### [Exercise goal]
Lines containing the word "วนราชการไม" are to be counted; state their number and nothing further.

### [Data for this exercise]
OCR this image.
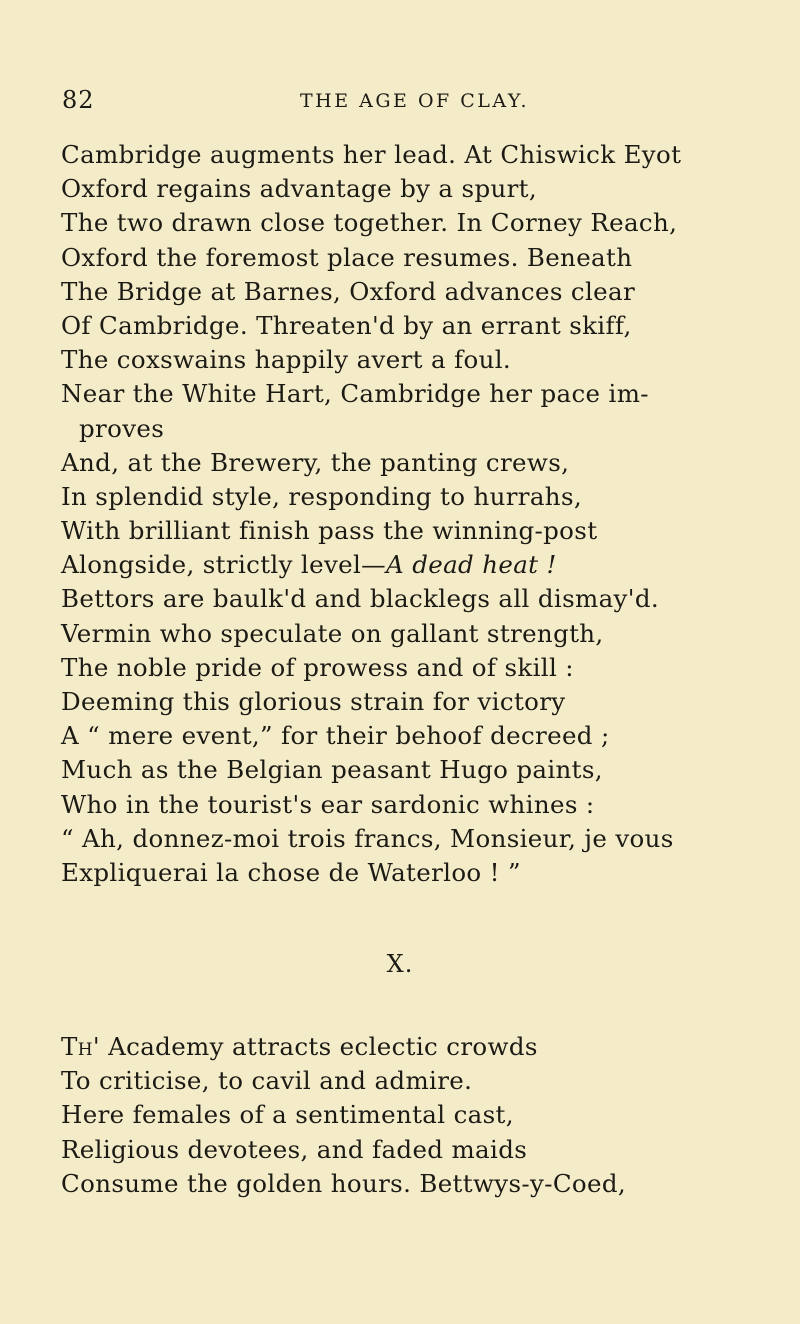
82	THE AGE OF CLAY.
Cambridge augments her lead. At Chiswick Eyot
Oxford regains advantage by a spurt,
The two drawn close together. In Corney Reach,
Oxford the foremost place resumes. Beneath
The Bridge at Barnes, Oxford advances clear
Of Cambridge. Threaten'd by an errant skiff,
The coxswains happily avert a foul.
Near the White Hart, Cambridge her pace im-
proves
And, at the Brewery, the panting crews,
In splendid style, responding to hurrahs,
With brilliant finish pass the winning-post
Alongside, strictly level—A dead heat !
Bettors are baulk'd and blacklegs all dismay'd.
Vermin who speculate on gallant strength,
The noble pride of prowess and of skill :
Deeming this glorious strain for victory
A “ mere event,” for their behoof decreed ;
Much as the Belgian peasant Hugo paints,
Who in the tourist's ear sardonic whines :
“ Ah, donnez-moi trois francs, Monsieur, je vous
Expliquerai la chose de Waterloo ! ”
X.
Th' Academy attracts eclectic crowds
To criticise, to cavil and admire.
Here females of a sentimental cast,
Religious devotees, and faded maids
Consume the golden hours. Bettwys-y-Coed,
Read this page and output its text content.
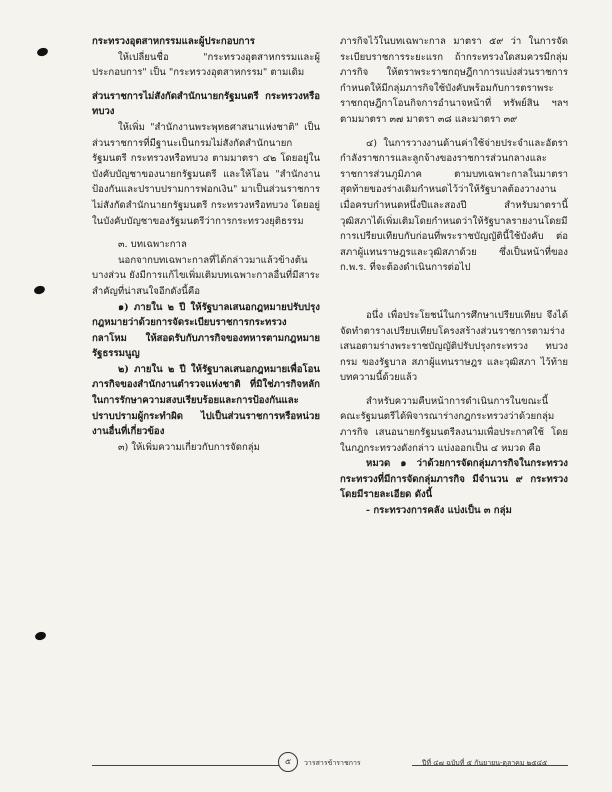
กระทรวงอุตสาหกรรมและผู้ประกอบการ

ให้เปลี่ยนชื่อ "กระทรวงอุตสาหกรรมและผู้ประกอบการ" เป็น "กระทรวงอุตสาหกรรม" ตามเดิม

ส่วนราชการไม่สังกัดสำนักนายกรัฐมนตรี กระทรวงหรือทบวง

ให้เพิ่ม "สำนักงานพระพุทธศาสนาแห่งชาติ" เป็นส่วนราชการที่มีฐานะเป็นกรมไม่สังกัดสำนักนายกรัฐมนตรี กระทรวงหรือทบวง ตามมาตรา ๔๒ โดยอยู่ในบังคับบัญชาของนายกรัฐมนตรี และให้โอน "สำนักงานป้องกันและปราบปรามการฟอกเงิน" มาเป็นส่วนราชการไม่สังกัดสำนักนายกรัฐมนตรี กระทรวงหรือทบวง โดยอยู่ในบังคับบัญชาของรัฐมนตรีว่าการกระทรวงยุติธรรม

๓. บทเฉพาะกาล

นอกจากบทเฉพาะกาลที่ได้กล่าวมาแล้วข้างต้นบางส่วน ยังมีการแก้ไขเพิ่มเติมบทเฉพาะกาลอื่นที่มีสาระสำคัญที่น่าสนใจอีกดังนี้คือ

๑) ภายใน ๒ ปี ให้รัฐบาลเสนอกฎหมายปรับปรุงกฎหมายว่าด้วยการจัดระเบียบราชการกระทรวงกลาโหม ให้สอดรับกับภารกิจของทหารตามกฎหมายรัฐธรรมนูญ

๒) ภายใน ๒ ปี ให้รัฐบาลเสนอกฎหมายเพื่อโอนภารกิจของสำนักงานตำรวจแห่งชาติ ที่มิใช่ภารกิจหลักในการรักษาความสงบเรียบร้อยและการป้องกันและปราบปรามผู้กระทำผิด ไปเป็นส่วนราชการหรือหน่วยงานอื่นที่เกี่ยวข้อง

๓) ให้เพิ่มความเกี่ยวกับการจัดกลุ่ม

ภารกิจไว้ในบทเฉพาะกาล มาตรา ๕๙ ว่า ในการจัดระเบียบราชการระยะแรก ถ้ากระทรวงใดสมควรมีกลุ่มภารกิจ ให้ตราพระราชกฤษฎีกาการแบ่งส่วนราชการ กำหนดให้มีกลุ่มภารกิจใช้บังคับพร้อมกับการตราพระราชกฤษฎีกาโอนกิจการอำนาจหน้าที่ ทรัพย์สิน ฯลฯ ตามมาตรา ๓๗ มาตรา ๓๘ และมาตรา ๓๙

๔) ในการวางงานด้านค่าใช้จ่ายประจำและอัตรากำลังราชการและลูกจ้างของราชการส่วนกลางและราชการส่วนภูมิภาค ตามบทเฉพาะกาลในมาตราสุดท้ายของร่างเดิมกำหนดไว้ว่าให้รัฐบาลต้องวางงานเมื่อครบกำหนดหนึ่งปีและสองปี สำหรับมาตรานี้ วุฒิสภาได้เพิ่มเติมโดยกำหนดว่าให้รัฐบาลรายงานโดยมีการเปรียบเทียบกับก่อนที่พระราชบัญญัตินี้ใช้บังคับ ต่อสภาผู้แทนราษฎรและวุฒิสภาด้วย ซึ่งเป็นหน้าที่ของ ก.พ.ร. ที่จะต้องดำเนินการต่อไป

อนึ่ง เพื่อประโยชน์ในการศึกษาเปรียบเทียบ จึงได้จัดทำตารางเปรียบเทียบโครงสร้างส่วนราชการตามร่างเสนอตามร่างพระราชบัญญัติปรับปรุงกระทรวง ทบวง กรม ของรัฐบาล สภาผู้แทนราษฎร และวุฒิสภา ไว้ท้ายบทความนี้ด้วยแล้ว

สำหรับความคืบหน้าการดำเนินการในขณะนี้ คณะรัฐมนตรีได้พิจารณาร่างกฎกระทรวงว่าด้วยกลุ่มภารกิจ เสนอนายกรัฐมนตรีลงนามเพื่อประกาศใช้ โดยในกฎกระทรวงดังกล่าว แบ่งออกเป็น ๔ หมวด คือ

หมวด ๑ ว่าด้วยการจัดกลุ่มภารกิจในกระทรวง กระทรวงที่มีการจัดกลุ่มภารกิจ มีจำนวน ๙ กระทรวง โดยมีรายละเอียด ดังนี้

- กระทรวงการคลัง แบ่งเป็น ๓ กลุ่ม

๕	วารสารข้าราชการ	ปีที่ ๔๗ ฉบับที่ ๕ กันยายน-ตุลาคม ๒๕๔๕
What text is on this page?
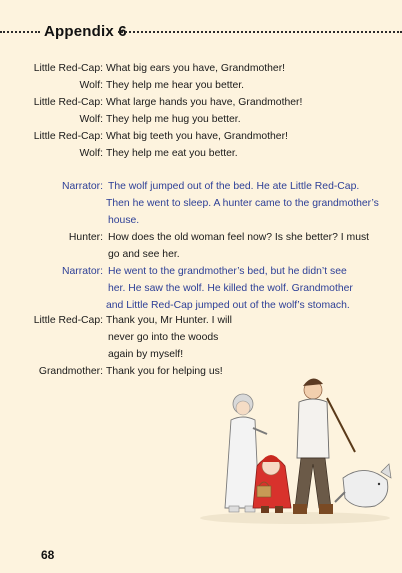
Appendix 6
Little Red-Cap: What big ears you have, Grandmother!
Wolf: They help me hear you better.
Little Red-Cap: What large hands you have, Grandmother!
Wolf: They help me hug you better.
Little Red-Cap: What big teeth you have, Grandmother!
Wolf: They help me eat you better.
Narrator: The wolf jumped out of the bed. He ate Little Red-Cap.
Then he went to sleep. A hunter came to the grandmother’s
house.
Hunter: How does the old woman feel now? Is she better? I must
go and see her.
Narrator: He went to the grandmother’s bed, but he didn’t see
her. He saw the wolf. He killed the wolf. Grandmother
and Little Red-Cap jumped out of the wolf’s stomach.
Little Red-Cap: Thank you, Mr Hunter. I will
never go into the woods
again by myself!
Grandmother: Thank you for helping us!
68
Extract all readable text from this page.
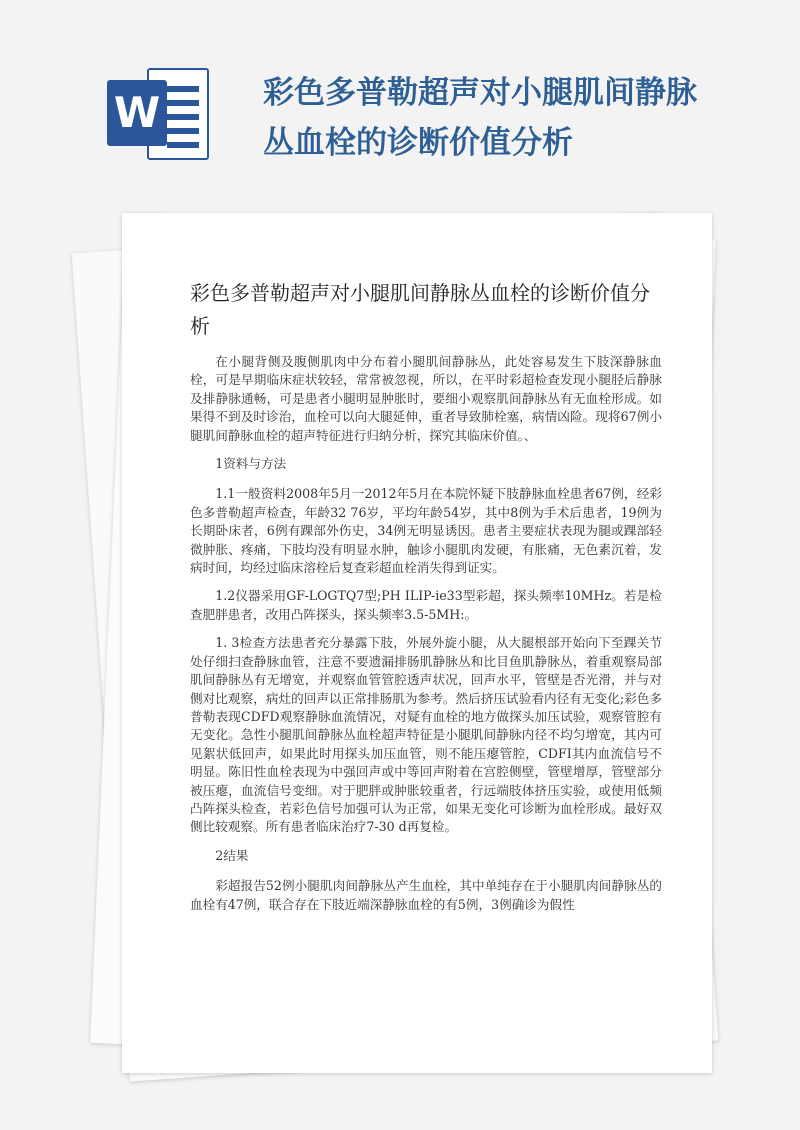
W	彩色多普勒超声对小腿肌间静脉丛血栓的诊断价值分析
彩色多普勒超声对小腿肌间静脉丛血栓的诊断价值分析

在小腿背侧及腹侧肌肉中分布着小腿肌间静脉丛，此处容易发生下肢深静脉血栓，可是早期临床症状较轻，常常被忽视，所以，在平时彩超检查发现小腿胫后静脉及排静脉通畅，可是患者小腿明显肿胀时，要细小观察肌间静脉丛有无血栓形成。如果得不到及时诊治，血栓可以向大腿延伸，重者导致肺栓塞，病情凶险。现将67例小腿肌间静脉血栓的超声特征进行归纳分析，探究其临床价值。、

1资料与方法

1.1一般资料2008年5月一2012年5月在本院怀疑下肢静脉血栓患者67例，经彩色多普勒超声检查，年龄32 76岁，平均年龄54岁，其中8例为手术后患者，19例为长期卧床者，6例有踝部外伤史，34例无明显诱因。患者主要症状表现为腿或踝部轻微肿胀、疼痛，下肢均没有明显水肿，触诊小腿肌肉发硬，有胀痛，无色素沉着，发病时间，均经过临床溶栓后复查彩超血栓消失得到证实。

1.2仪器采用GF-LOGTQ7型;PH ILIP-ie33型彩超，探头频率10MHz。若是检查肥胖患者，改用凸阵探头，探头频率3.5-5MH:。

1. 3检查方法患者充分暴露下肢，外展外旋小腿，从大腿根部开始向下至踝关节处仔细扫查静脉血管，注意不要遗漏排肠肌静脉丛和比目鱼肌静脉丛，着重观察局部肌间静脉丛有无增宽，并观察血管管腔透声状况，回声水平，管壁是否光滑，并与对侧对比观察，病灶的回声以正常排肠肌为参考。然后挤压试验看内径有无变化;彩色多普勒表现CDFD观察静脉血流情况，对疑有血栓的地方做探头加压试验，观察管腔有无变化。急性小腿肌间静脉丛血栓超声特征是小腿肌间静脉内径不均匀增宽，其内可见絮状低回声，如果此时用探头加压血管，则不能压瘪管腔，CDFI其内血流信号不明显。陈旧性血栓表现为中强回声或中等回声附着在宫腔侧壁，管壁增厚，管壁部分被压瘪，血流信号变细。对于肥胖或肿胀较重者，行远端肢体挤压实验，或使用低频凸阵探头检查，若彩色信号加强可认为正常，如果无变化可诊断为血栓形成。最好双侧比较观察。所有患者临床治疗7-30 d再复检。

2结果

彩超报告52例小腿肌肉间静脉丛产生血栓，其中单纯存在于小腿肌肉间静脉丛的血栓有47例，联合存在下肢近端深静脉血栓的有5例，3例确诊为假性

### [Task output]
2